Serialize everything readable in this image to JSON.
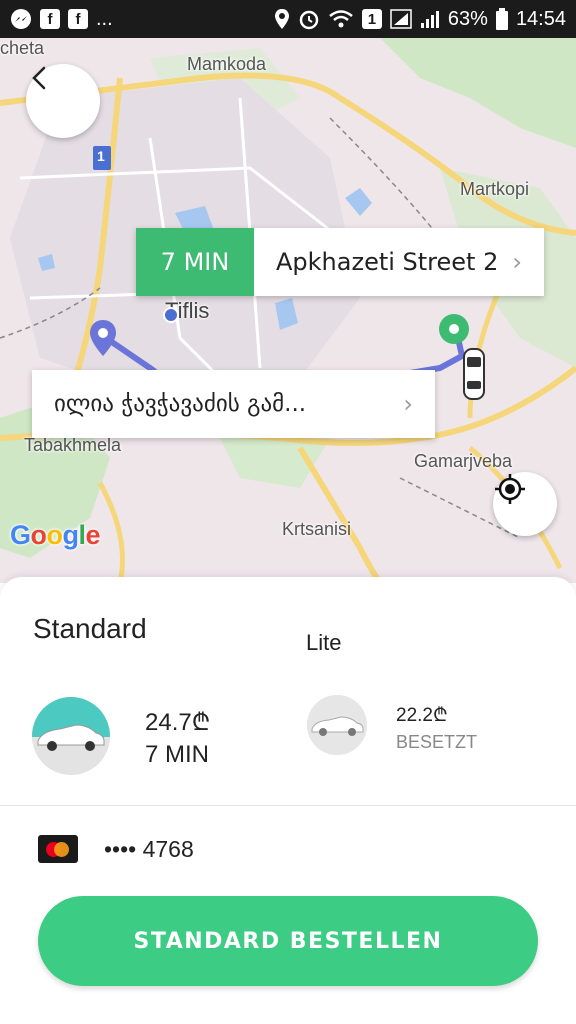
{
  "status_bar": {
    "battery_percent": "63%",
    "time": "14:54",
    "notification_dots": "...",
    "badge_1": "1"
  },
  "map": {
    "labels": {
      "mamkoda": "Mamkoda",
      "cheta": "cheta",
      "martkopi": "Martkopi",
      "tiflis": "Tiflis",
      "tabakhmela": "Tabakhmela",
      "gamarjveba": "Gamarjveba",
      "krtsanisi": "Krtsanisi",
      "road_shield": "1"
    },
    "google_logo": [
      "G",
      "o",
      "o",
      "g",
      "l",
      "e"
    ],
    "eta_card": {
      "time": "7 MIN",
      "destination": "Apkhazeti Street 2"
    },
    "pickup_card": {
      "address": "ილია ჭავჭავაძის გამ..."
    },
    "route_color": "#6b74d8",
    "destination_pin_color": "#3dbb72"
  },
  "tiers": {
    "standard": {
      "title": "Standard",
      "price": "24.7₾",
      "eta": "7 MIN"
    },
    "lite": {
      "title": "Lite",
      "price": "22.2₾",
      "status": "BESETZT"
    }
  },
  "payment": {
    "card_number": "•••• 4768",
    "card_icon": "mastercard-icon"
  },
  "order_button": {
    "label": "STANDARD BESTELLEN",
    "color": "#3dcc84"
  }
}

........

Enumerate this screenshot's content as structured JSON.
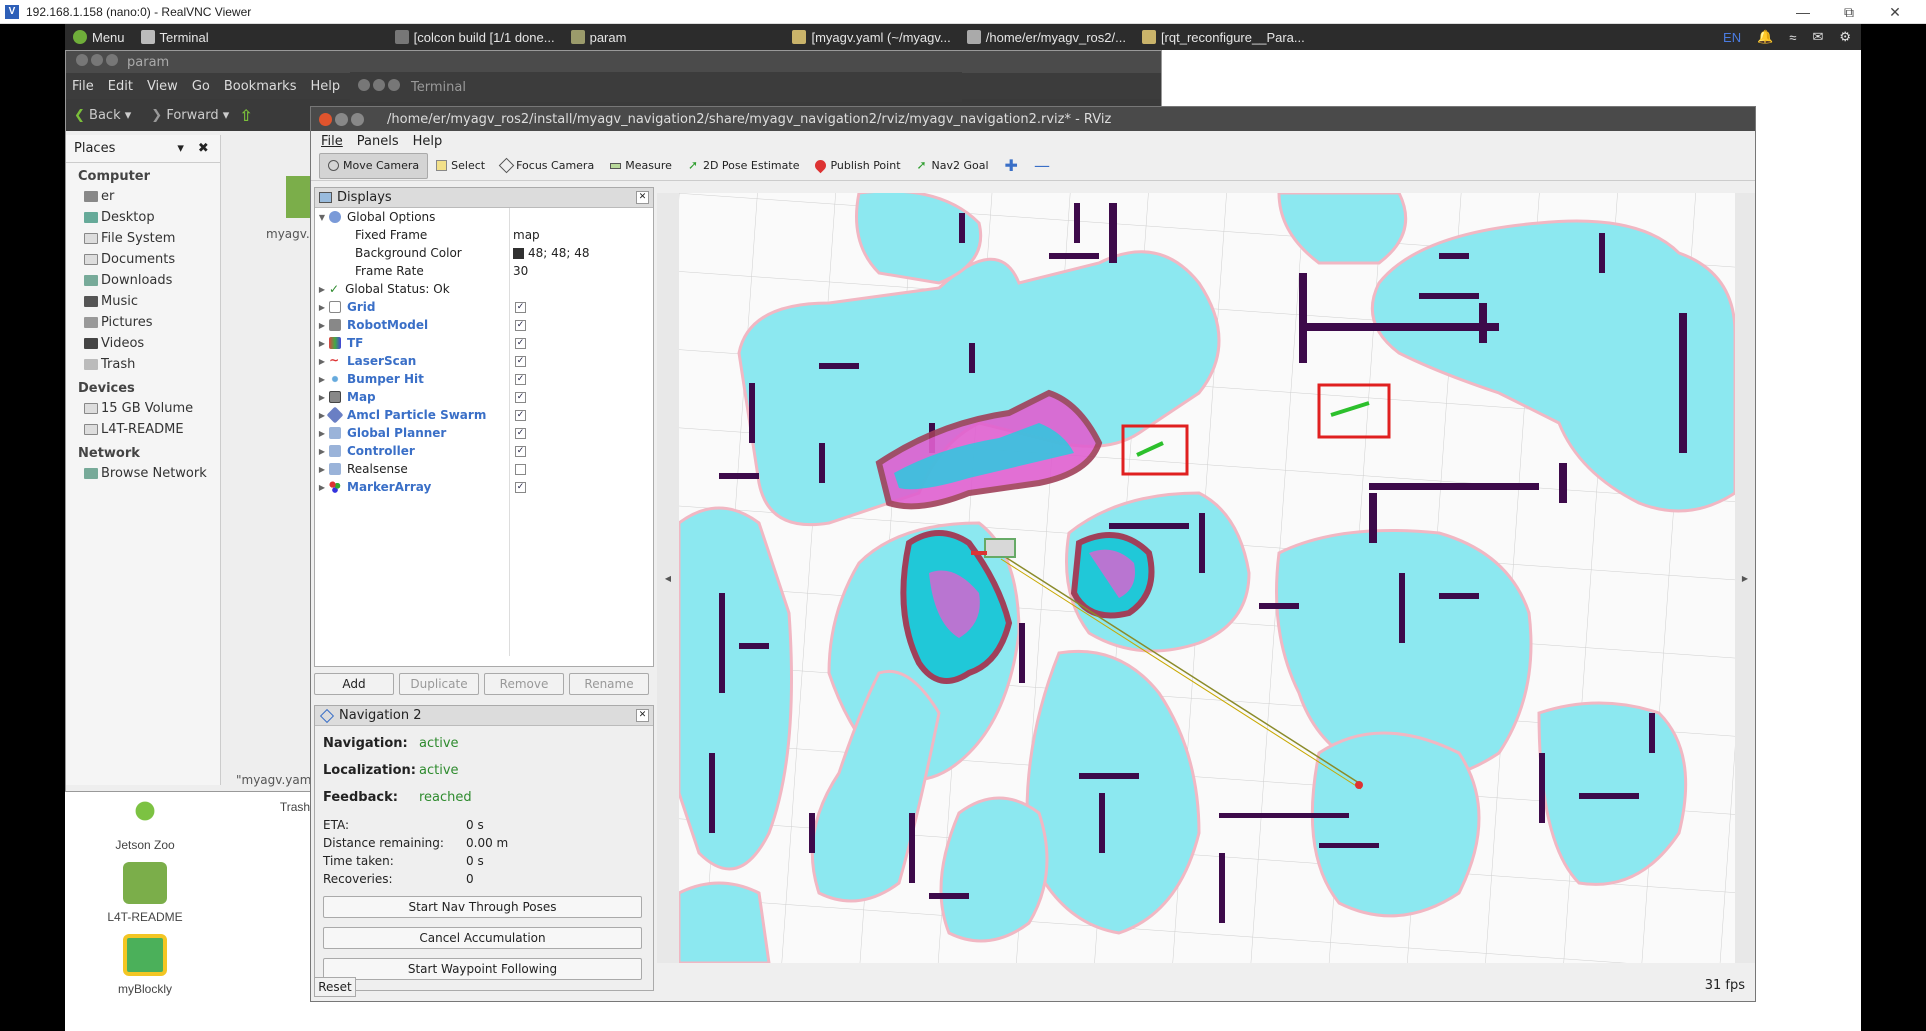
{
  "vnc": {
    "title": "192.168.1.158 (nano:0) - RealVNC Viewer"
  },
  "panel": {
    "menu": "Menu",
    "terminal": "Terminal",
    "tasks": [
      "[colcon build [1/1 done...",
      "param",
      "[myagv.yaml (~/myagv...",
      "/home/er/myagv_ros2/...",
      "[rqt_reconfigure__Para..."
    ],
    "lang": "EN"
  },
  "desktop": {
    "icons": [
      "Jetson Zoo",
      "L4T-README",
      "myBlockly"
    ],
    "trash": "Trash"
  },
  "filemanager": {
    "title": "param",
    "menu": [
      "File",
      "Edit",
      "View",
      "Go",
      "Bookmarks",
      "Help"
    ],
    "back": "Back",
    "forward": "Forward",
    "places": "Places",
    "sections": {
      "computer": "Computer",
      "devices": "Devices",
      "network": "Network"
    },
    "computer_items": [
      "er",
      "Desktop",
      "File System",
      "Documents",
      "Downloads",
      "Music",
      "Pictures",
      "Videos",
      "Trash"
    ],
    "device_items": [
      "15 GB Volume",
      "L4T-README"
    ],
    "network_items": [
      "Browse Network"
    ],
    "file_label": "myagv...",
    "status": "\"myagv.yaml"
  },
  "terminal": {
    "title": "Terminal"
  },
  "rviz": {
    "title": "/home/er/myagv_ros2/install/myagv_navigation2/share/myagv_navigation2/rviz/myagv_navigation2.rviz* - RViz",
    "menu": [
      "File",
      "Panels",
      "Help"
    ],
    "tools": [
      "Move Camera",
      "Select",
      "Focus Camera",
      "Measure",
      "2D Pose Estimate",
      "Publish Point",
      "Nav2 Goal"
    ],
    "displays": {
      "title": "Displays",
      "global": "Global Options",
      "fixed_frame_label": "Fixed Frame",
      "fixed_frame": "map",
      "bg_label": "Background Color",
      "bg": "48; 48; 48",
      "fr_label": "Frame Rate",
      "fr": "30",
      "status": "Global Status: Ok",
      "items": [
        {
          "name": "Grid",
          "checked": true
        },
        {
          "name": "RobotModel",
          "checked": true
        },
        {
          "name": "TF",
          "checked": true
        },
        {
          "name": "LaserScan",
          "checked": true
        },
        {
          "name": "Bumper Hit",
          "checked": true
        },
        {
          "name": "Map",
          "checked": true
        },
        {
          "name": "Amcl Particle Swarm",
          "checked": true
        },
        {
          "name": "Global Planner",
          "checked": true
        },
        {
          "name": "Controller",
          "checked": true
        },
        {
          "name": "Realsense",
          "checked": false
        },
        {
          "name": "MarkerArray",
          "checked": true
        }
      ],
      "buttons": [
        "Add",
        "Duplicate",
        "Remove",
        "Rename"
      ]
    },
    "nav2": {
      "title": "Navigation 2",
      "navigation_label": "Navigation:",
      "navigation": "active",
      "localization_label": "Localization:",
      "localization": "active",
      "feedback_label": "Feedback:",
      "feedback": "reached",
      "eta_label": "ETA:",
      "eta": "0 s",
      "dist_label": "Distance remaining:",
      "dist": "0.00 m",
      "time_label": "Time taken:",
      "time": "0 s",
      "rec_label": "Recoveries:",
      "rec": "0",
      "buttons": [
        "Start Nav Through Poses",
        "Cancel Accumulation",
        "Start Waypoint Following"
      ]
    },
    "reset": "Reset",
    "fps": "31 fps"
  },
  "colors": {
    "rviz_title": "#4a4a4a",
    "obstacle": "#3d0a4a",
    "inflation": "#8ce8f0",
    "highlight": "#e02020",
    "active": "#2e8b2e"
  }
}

........

▸ Exercise goal
Report only how many lines in the entries contain "home".

▸ Completed task
2